(Exercise description)
Each line that holds the word "Splitting" counts once; report how many lines do so and nothing else.

==============================

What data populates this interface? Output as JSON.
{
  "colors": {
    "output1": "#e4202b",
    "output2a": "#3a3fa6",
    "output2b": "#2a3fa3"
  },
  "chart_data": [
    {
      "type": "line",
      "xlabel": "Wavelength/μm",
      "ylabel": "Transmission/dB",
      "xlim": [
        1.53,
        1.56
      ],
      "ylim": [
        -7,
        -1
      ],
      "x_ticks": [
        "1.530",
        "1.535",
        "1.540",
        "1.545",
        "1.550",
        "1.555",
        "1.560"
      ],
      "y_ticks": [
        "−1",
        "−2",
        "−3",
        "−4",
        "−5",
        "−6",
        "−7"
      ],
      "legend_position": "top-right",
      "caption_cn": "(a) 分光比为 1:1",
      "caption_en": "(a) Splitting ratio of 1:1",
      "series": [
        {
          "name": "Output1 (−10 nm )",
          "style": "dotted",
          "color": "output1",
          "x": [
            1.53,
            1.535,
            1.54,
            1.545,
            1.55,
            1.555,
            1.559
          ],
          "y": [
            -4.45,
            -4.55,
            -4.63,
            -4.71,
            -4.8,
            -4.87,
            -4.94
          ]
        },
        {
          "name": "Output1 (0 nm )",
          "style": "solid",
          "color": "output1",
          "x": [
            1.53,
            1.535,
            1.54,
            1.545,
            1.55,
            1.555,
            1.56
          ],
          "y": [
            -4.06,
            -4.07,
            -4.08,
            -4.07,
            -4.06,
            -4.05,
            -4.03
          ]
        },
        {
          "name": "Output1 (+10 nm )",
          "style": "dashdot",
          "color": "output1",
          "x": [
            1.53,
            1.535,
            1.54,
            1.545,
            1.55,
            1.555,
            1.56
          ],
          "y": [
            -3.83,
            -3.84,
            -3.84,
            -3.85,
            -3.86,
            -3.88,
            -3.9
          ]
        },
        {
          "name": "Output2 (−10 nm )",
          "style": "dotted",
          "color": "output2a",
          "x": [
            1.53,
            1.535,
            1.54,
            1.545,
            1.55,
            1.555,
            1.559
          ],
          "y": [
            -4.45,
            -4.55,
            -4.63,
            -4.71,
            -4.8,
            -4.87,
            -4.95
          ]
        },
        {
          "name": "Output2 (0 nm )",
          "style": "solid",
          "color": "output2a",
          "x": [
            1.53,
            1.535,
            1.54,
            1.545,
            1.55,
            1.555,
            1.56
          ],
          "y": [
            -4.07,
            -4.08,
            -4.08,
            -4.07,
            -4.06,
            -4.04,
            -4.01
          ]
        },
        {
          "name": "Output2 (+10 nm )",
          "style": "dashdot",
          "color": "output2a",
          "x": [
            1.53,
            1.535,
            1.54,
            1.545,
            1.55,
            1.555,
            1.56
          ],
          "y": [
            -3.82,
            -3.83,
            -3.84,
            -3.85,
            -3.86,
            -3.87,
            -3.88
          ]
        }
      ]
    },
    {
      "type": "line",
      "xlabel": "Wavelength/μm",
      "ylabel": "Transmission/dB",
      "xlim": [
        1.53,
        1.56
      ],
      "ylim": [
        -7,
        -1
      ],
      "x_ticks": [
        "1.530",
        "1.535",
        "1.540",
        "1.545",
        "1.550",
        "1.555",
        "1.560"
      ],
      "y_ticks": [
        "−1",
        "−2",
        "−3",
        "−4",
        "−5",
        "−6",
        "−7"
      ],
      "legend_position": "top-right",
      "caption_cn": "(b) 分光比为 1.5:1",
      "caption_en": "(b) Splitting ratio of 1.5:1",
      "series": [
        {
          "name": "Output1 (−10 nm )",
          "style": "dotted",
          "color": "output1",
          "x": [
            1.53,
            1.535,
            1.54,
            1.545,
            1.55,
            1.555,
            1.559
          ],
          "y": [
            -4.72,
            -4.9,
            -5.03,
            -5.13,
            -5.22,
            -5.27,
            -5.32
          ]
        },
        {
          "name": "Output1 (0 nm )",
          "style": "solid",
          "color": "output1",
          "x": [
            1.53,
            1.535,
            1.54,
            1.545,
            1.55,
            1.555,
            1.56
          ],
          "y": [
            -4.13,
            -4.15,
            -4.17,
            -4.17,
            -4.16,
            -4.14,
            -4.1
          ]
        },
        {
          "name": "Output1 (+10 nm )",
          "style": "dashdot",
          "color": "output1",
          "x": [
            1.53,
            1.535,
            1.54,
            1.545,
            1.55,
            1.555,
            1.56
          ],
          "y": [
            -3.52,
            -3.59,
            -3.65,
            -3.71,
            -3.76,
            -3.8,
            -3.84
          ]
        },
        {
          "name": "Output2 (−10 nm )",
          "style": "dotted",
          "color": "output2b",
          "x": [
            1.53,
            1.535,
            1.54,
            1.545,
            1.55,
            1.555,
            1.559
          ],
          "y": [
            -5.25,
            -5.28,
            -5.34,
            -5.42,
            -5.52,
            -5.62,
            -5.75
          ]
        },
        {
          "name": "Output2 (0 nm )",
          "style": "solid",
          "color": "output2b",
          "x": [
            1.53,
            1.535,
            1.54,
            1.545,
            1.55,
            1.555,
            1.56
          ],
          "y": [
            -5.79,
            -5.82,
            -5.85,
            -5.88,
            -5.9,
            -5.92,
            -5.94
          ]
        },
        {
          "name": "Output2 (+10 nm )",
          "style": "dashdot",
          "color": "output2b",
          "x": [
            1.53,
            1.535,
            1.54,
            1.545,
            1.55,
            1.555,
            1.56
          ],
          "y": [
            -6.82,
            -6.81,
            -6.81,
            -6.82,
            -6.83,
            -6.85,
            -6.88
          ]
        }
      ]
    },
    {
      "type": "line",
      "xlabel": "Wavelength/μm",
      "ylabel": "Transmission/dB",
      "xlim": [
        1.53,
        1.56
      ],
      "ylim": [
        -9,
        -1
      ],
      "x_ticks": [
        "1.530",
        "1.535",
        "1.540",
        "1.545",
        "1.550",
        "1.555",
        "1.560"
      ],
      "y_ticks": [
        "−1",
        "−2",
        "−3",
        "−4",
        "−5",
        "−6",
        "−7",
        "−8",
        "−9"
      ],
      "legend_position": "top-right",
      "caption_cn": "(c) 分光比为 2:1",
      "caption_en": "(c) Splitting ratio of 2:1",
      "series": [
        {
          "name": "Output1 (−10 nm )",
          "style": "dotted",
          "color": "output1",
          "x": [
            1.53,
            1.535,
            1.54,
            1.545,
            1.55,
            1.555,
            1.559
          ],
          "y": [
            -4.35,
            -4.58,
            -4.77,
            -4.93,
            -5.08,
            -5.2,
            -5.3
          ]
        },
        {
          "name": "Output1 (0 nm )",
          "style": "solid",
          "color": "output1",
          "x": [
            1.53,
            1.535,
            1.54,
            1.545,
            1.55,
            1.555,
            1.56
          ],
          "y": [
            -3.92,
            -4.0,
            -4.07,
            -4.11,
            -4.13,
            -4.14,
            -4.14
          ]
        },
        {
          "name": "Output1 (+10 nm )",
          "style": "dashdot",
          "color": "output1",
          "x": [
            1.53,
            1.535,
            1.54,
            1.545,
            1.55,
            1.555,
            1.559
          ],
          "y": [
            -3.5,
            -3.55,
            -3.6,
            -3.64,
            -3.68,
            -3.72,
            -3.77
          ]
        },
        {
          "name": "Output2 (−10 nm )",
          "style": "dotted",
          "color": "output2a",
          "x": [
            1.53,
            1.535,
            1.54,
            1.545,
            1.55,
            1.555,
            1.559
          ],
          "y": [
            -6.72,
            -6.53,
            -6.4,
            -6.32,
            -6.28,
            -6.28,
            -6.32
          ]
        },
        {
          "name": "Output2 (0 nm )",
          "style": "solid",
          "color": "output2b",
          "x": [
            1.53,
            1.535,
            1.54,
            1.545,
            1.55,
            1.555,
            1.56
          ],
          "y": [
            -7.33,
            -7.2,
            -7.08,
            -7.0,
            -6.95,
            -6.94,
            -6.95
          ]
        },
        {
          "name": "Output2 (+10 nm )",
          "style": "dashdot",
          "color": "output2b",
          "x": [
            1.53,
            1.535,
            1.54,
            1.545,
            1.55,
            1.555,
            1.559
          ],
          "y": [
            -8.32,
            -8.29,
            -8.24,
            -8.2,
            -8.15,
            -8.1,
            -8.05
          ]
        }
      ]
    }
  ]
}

==============================

(Task result)
3